→ **The exercise**: Review the lines that follow and copy each one that contains the word "value".

→ **The input**:
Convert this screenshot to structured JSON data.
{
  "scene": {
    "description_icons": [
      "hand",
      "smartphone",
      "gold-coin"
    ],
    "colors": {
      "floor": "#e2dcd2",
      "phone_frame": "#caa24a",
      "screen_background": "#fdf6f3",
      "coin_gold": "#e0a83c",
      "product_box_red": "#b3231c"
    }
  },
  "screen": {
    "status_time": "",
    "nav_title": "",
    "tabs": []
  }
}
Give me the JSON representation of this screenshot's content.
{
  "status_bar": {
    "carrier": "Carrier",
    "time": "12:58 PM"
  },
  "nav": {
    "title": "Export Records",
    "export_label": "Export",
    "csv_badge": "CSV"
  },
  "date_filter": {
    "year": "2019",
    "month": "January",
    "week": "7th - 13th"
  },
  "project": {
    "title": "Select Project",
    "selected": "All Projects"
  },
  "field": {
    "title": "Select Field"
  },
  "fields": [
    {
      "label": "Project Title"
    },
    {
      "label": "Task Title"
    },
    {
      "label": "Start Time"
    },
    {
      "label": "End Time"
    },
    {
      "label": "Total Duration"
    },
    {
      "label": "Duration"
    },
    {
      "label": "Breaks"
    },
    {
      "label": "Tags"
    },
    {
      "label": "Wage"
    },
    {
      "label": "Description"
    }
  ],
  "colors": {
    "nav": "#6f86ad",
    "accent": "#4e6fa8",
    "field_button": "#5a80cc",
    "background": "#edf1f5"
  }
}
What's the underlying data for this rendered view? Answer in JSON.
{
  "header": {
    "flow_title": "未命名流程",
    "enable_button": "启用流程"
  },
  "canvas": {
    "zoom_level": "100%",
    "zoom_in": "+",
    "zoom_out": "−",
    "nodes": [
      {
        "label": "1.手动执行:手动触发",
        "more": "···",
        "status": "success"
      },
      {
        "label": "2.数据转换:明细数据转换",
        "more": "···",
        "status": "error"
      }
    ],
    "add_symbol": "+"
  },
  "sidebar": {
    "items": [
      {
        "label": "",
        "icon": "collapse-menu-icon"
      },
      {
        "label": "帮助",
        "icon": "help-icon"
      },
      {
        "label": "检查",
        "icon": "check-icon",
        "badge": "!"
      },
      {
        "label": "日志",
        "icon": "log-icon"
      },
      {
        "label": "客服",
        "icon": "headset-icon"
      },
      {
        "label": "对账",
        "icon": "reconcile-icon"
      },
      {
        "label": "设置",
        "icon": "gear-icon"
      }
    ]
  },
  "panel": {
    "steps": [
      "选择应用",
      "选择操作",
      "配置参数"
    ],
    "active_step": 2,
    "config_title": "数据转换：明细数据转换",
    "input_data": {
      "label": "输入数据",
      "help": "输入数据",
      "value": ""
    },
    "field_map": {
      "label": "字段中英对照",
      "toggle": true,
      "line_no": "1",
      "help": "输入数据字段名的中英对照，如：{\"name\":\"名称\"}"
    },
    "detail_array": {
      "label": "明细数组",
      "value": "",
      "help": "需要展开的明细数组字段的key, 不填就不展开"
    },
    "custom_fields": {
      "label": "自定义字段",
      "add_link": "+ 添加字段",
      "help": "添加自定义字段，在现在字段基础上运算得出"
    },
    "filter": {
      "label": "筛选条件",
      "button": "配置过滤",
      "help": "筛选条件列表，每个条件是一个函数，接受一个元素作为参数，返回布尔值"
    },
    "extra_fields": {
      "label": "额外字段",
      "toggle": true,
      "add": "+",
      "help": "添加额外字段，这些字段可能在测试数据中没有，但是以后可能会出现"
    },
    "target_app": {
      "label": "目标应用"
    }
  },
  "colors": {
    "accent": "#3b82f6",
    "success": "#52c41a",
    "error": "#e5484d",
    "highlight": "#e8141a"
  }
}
==
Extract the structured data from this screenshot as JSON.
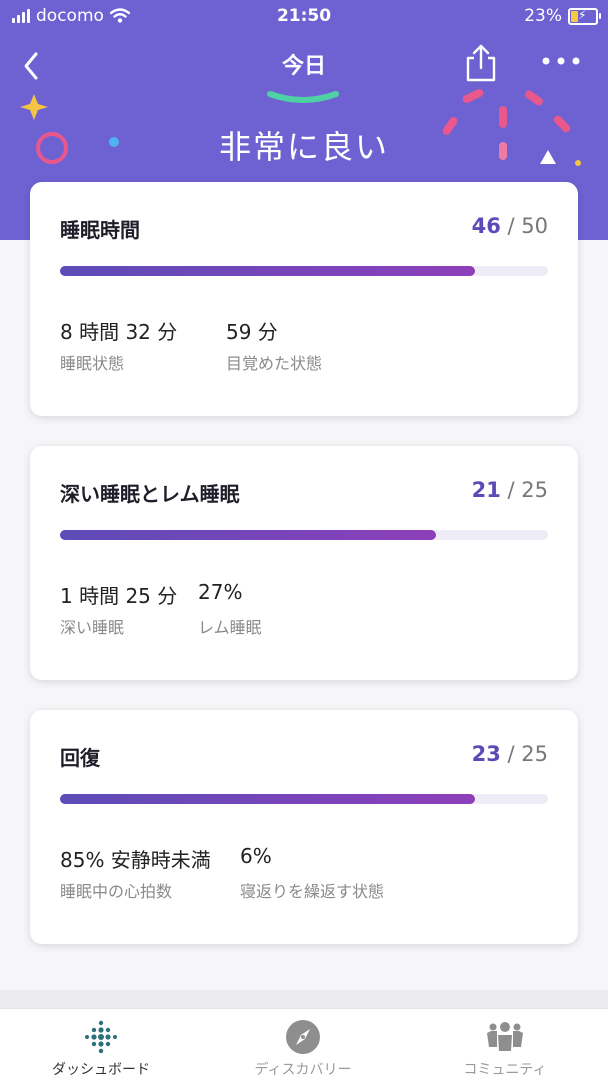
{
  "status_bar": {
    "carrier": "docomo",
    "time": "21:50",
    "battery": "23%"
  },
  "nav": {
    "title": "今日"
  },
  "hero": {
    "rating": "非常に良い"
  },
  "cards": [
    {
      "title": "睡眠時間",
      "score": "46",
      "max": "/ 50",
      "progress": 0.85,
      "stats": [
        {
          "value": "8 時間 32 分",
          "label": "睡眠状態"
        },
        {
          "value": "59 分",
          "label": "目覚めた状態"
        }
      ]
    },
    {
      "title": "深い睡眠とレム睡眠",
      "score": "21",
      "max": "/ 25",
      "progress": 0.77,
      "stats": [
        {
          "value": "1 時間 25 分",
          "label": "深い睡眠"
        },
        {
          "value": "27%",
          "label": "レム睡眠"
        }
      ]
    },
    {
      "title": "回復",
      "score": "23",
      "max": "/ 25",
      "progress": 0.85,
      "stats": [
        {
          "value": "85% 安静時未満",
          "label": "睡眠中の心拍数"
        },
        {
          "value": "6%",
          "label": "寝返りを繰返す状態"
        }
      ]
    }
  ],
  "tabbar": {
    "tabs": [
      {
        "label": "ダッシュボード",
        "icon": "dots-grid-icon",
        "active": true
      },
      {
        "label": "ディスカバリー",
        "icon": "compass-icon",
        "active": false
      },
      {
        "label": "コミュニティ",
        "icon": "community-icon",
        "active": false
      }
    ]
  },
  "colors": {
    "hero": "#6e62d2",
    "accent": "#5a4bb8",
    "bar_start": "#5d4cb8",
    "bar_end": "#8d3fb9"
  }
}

→ **Exercise solution**:
      "value": ""
      "value": "",
          "value": "8 時間 32 分",
          "value": "59 分",
          "value": "1 時間 25 分",
          "value": "27%",
          "value": "85% 安静時未満",
          "value": "6%",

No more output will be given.